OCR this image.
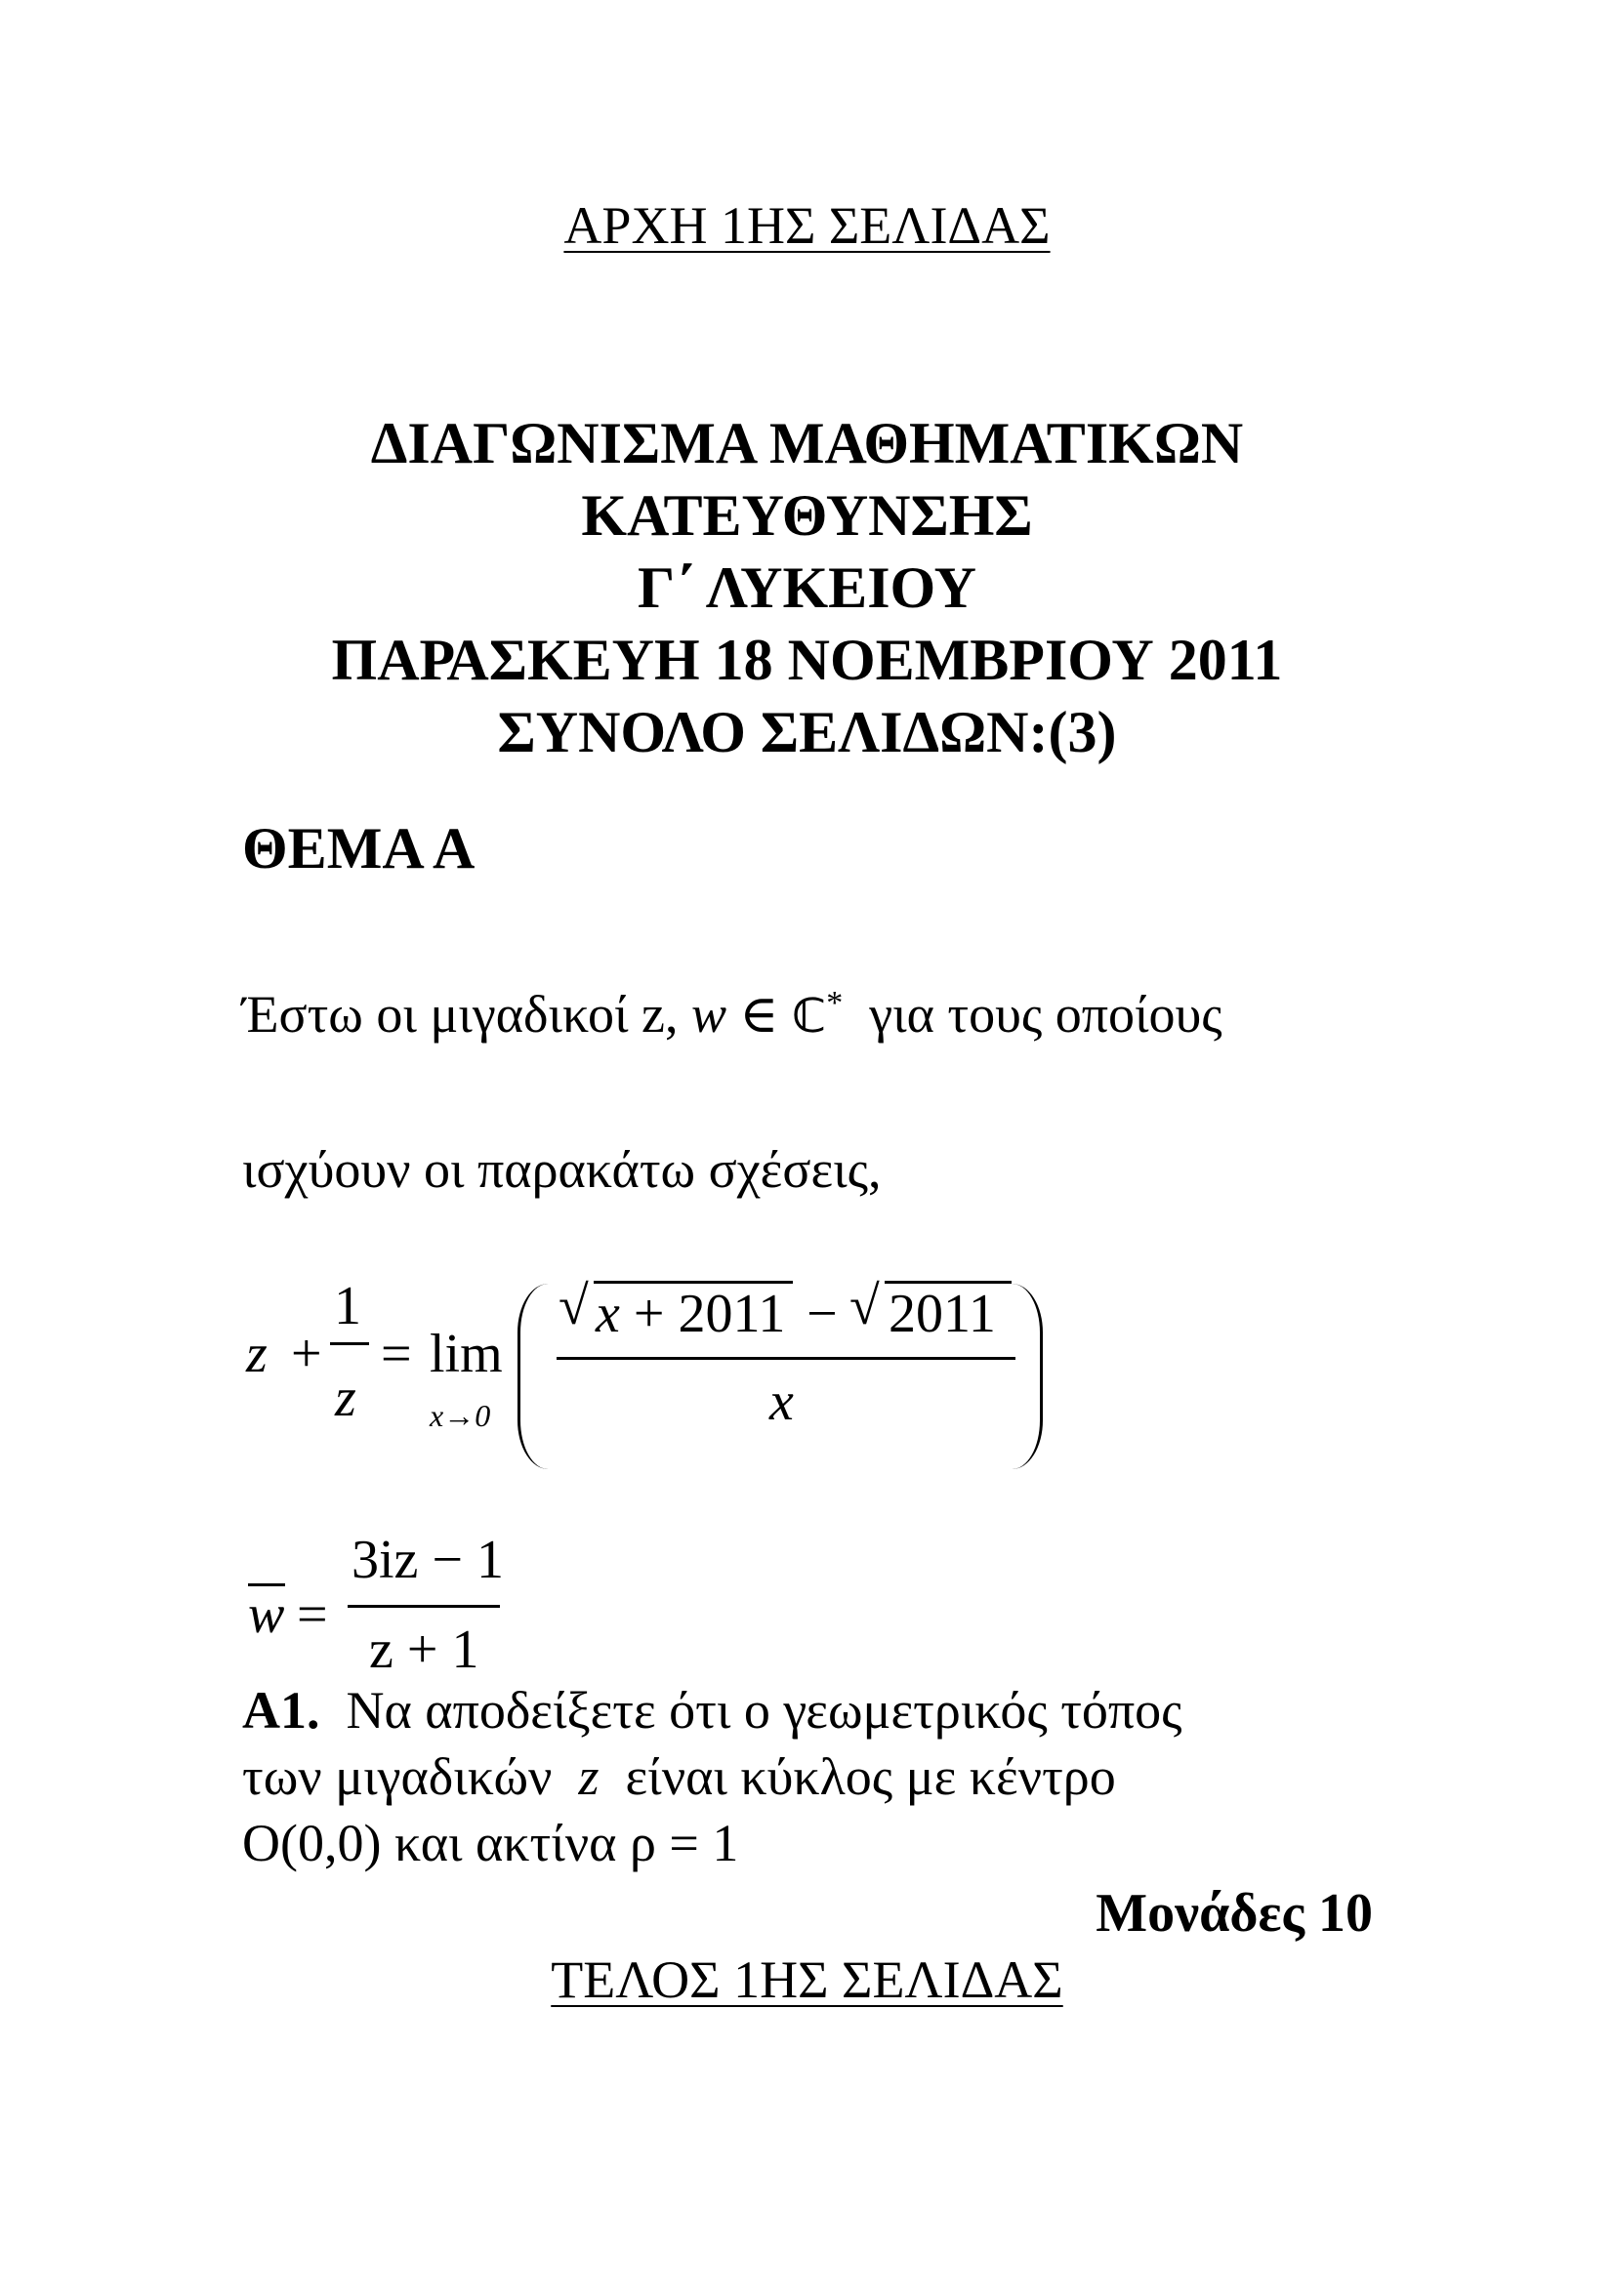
ΑΡΧΗ 1ΗΣ ΣΕΛΙΔΑΣ
ΔΙΑΓΩΝΙΣΜΑ ΜΑΘΗΜΑΤΙΚΩΝ
ΚΑΤΕΥΘΥΝΣΗΣ
Γ΄ ΛΥΚΕΙΟΥ
ΠΑΡΑΣΚΕΥΗ 18 ΝΟΕΜΒΡΙΟΥ 2011
ΣΥΝΟΛΟ ΣΕΛΙΔΩΝ:(3)
ΘΕΜΑ Α
Έστω οι μιγαδικοί z, w ∈ ℂ* για τους οποίους
ισχύουν οι παρακάτω σχέσεις,
z +
1
z
= lim
x→0
√ x + 2011 − √ 2011
x
w =
3iz − 1
z + 1
Α1. Να αποδείξετε ότι ο γεωμετρικός τόπος
των μιγαδικών z είναι κύκλος με κέντρο
O(0,0) και ακτίνα ρ = 1
Μονάδες 10
ΤΕΛΟΣ 1ΗΣ ΣΕΛΙΔΑΣ
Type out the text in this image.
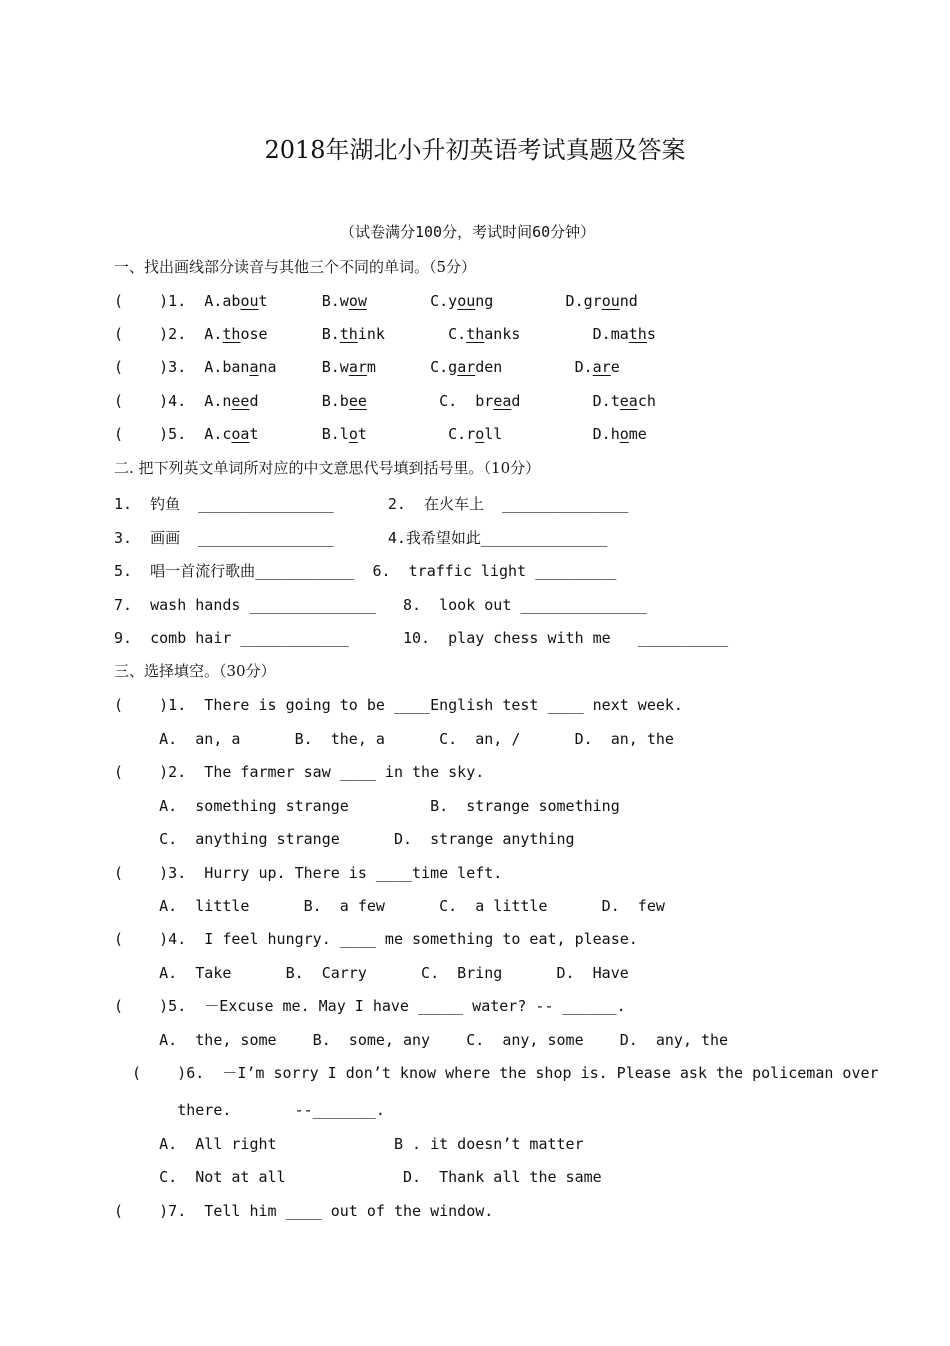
2018年湖北小升初英语考试真题及答案
（试卷满分100分，考试时间60分钟）
一、找出画线部分读音与其他三个不同的单词。（5分）
(    )1.  A.about      B.wow       C.young        D.ground
(    )2.  A.those      B.think       C.thanks        D.maths
(    )3.  A.banana     B.warm      C.garden        D.are
(    )4.  A.need       B.bee        C.  bread        D.teach
(    )5.  A.coat       B.lot         C.roll          D.home
二. 把下列英文单词所对应的中文意思代号填到括号里。（10分）
1.  钓鱼  _______________      2.  在火车上  ______________
3.  画画  _______________      4.我希望如此______________
5.  唱一首流行歌曲___________  6.  traffic light _________
7.  wash hands ______________   8.  look out ______________
9.  comb hair ____________      10.  play chess with me   __________
三、选择填空。（30分）
(    )1.  There is going to be ____English test ____ next week.
A.  an, a      B.  the, a      C.  an, /      D.  an, the
(    )2.  The farmer saw ____ in the sky.
A.  something strange         B.  strange something
C.  anything strange      D.  strange anything
(    )3.  Hurry up. There is ____time left.
A.  little      B.  a few      C.  a little      D.  few
(    )4.  I feel hungry. ____ me something to eat, please.
A.  Take      B.  Carry      C.  Bring      D.  Have
(    )5.  －Excuse me. May I have _____ water? -- ______.
A.  the, some    B.  some, any    C.  any, some    D.  any, the
(    )6.  －I’m sorry I don’t know where the shop is. Please ask the policeman over
there.       --_______.
A.  All right             B . it doesn’t matter
C.  Not at all             D.  Thank all the same
(    )7.  Tell him ____ out of the window.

■ **EXERCISE DESCRIPTION**
Show each line in the entries that holds the string "image".

■ **FULL ANSWER**
OCR this image.
Type out the text in this image.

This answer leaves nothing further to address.